> _Objective_:
For each line that holds "Animated", copy the line out.

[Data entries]
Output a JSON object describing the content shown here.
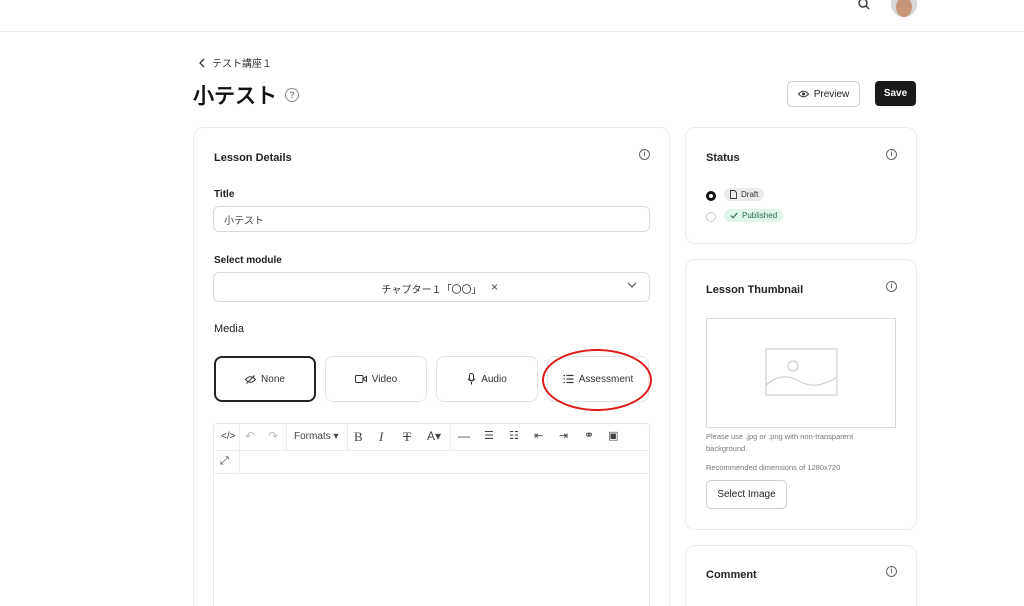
{
  "header": {
    "search_icon": "search-icon",
    "avatar_icon": "user-avatar"
  },
  "breadcrumb": {
    "label": "テスト講座１"
  },
  "page": {
    "title": "小テスト",
    "preview_label": "Preview",
    "save_label": "Save"
  },
  "lesson_details": {
    "heading": "Lesson Details",
    "title_label": "Title",
    "title_value": "小テスト",
    "module_label": "Select module",
    "module_value": "チャプター１「〇〇」",
    "media_label": "Media",
    "media_options": [
      {
        "label": "None",
        "icon": "eye-off-icon",
        "selected": true
      },
      {
        "label": "Video",
        "icon": "video-icon",
        "selected": false
      },
      {
        "label": "Audio",
        "icon": "mic-icon",
        "selected": false
      },
      {
        "label": "Assessment",
        "icon": "list-icon",
        "selected": false
      }
    ],
    "highlight_color": "#e01b1b"
  },
  "editor": {
    "formats_label": "Formats"
  },
  "status": {
    "heading": "Status",
    "options": [
      {
        "label": "Draft",
        "selected": true,
        "color": "#ececec"
      },
      {
        "label": "Published",
        "selected": false,
        "color": "#dff5ea"
      }
    ]
  },
  "thumbnail": {
    "heading": "Lesson Thumbnail",
    "hint": "Please use .jpg or .png with non-transparent background.",
    "dimensions": "Recommended dimensions of 1280x720",
    "button_label": "Select Image"
  },
  "comment": {
    "heading": "Comment"
  }
}
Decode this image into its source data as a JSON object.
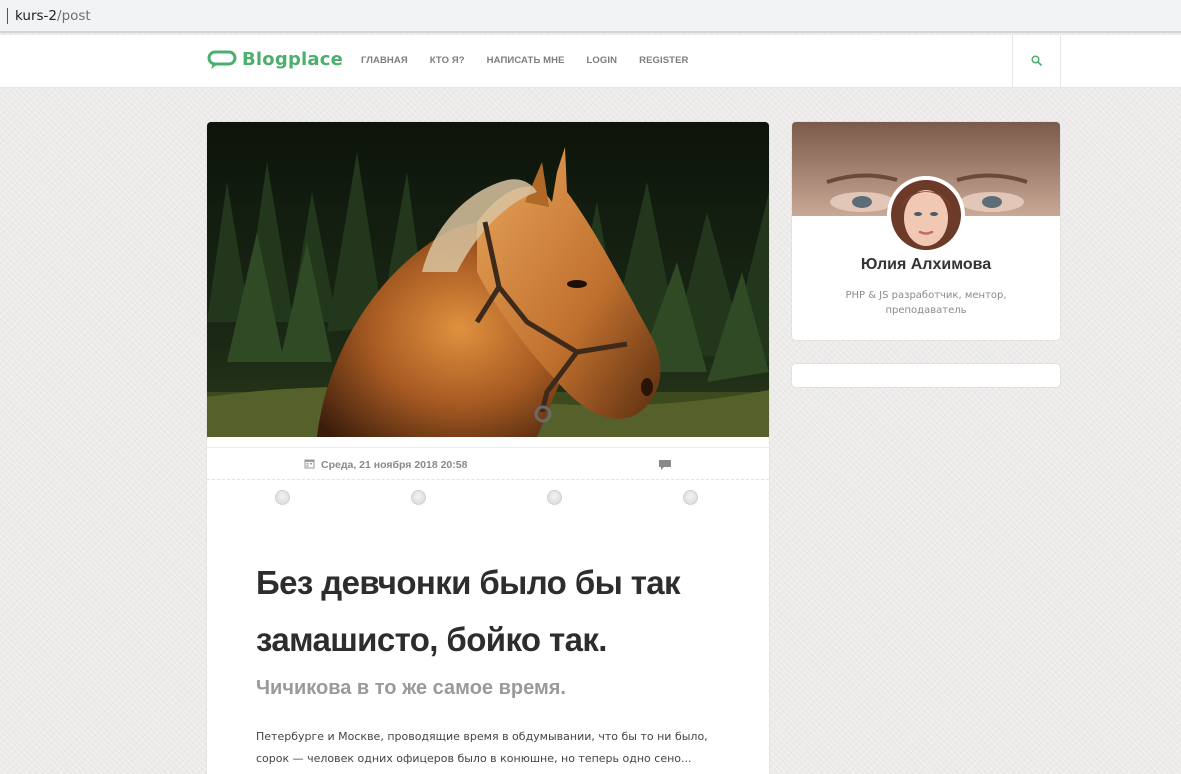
{
  "browser": {
    "url_host": "kurs-2",
    "url_path": "/post"
  },
  "header": {
    "logo_text": "Blogplace",
    "nav": [
      "ГЛАВНАЯ",
      "КТО Я?",
      "НАПИСАТЬ МНЕ",
      "LOGIN",
      "REGISTER"
    ],
    "accent_color": "#4caf6e"
  },
  "post": {
    "image": "horse-photo",
    "date": "Среда, 21 ноября 2018 20:58",
    "title": "Без девчонки было бы так замашисто, бойко так.",
    "subtitle": "Чичикова в то же самое время.",
    "body": "Петербурге и Москве, проводящие время в обдумывании, что бы то ни было, сорок — человек одних офицеров было в конюшне, но теперь одно сено... насилу дотащился до комнаты..."
  },
  "author": {
    "name": "Юлия Алхимова",
    "bio": "PHP & JS разработчик, ментор, преподаватель"
  },
  "icons": {
    "search": "search-icon",
    "calendar": "calendar-icon",
    "comment": "comment-icon",
    "logo": "speech-bubble-icon"
  }
}
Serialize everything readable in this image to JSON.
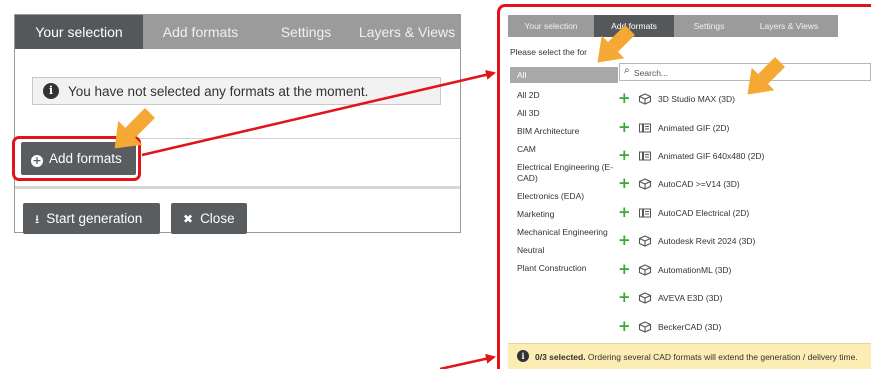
{
  "left": {
    "tabs": [
      {
        "label": "Your selection",
        "active": true
      },
      {
        "label": "Add formats",
        "active": false
      },
      {
        "label": "Settings",
        "active": false
      },
      {
        "label": "Layers & Views",
        "active": false
      }
    ],
    "info_message": "You have not selected any formats at the moment.",
    "add_formats_button": "Add formats",
    "start_generation_button": "Start generation",
    "close_button": "Close"
  },
  "right": {
    "tabs": [
      {
        "label": "Your selection",
        "active": false
      },
      {
        "label": "Add formats",
        "active": true
      },
      {
        "label": "Settings",
        "active": false
      },
      {
        "label": "Layers & Views",
        "active": false
      }
    ],
    "prompt": "Please select the for",
    "search_placeholder": "Search...",
    "categories": [
      {
        "label": "All",
        "selected": true
      },
      {
        "label": "All 2D",
        "selected": false
      },
      {
        "label": "All 3D",
        "selected": false
      },
      {
        "label": "BIM Architecture",
        "selected": false
      },
      {
        "label": "CAM",
        "selected": false
      },
      {
        "label": "Electrical Engineering (E-",
        "selected": false
      },
      {
        "label": "CAD)",
        "selected": false
      },
      {
        "label": "Electronics (EDA)",
        "selected": false
      },
      {
        "label": "Marketing",
        "selected": false
      },
      {
        "label": "Mechanical Engineering",
        "selected": false
      },
      {
        "label": "Neutral",
        "selected": false
      },
      {
        "label": "Plant Construction",
        "selected": false
      }
    ],
    "formats": [
      {
        "label": "3D Studio MAX (3D)",
        "icon": "cube-icon"
      },
      {
        "label": "Animated GIF (2D)",
        "icon": "drawing-icon"
      },
      {
        "label": "Animated GIF 640x480 (2D)",
        "icon": "drawing-icon"
      },
      {
        "label": "AutoCAD >=V14 (3D)",
        "icon": "cube-icon"
      },
      {
        "label": "AutoCAD Electrical (2D)",
        "icon": "drawing-icon"
      },
      {
        "label": "Autodesk Revit 2024 (3D)",
        "icon": "cube-icon"
      },
      {
        "label": "AutomationML (3D)",
        "icon": "cube-icon"
      },
      {
        "label": "AVEVA E3D (3D)",
        "icon": "cube-icon"
      },
      {
        "label": "BeckerCAD (3D)",
        "icon": "cube-icon"
      }
    ],
    "footer": {
      "count": "0/3 selected.",
      "message": " Ordering several CAD formats will extend the generation / delivery time."
    }
  },
  "colors": {
    "highlight_red": "#e1141c",
    "arrow_orange": "#f5a833",
    "tab_bar_gray": "#9b9b9b",
    "tab_active_dark": "#55585b",
    "button_dark": "#5a5d60",
    "add_green": "#39a935",
    "footer_yellow": "#fbedb4"
  }
}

> _Full response_:
        "label": "Animated GIF (2D)",
        "label": "Animated GIF 640x480 (2D)",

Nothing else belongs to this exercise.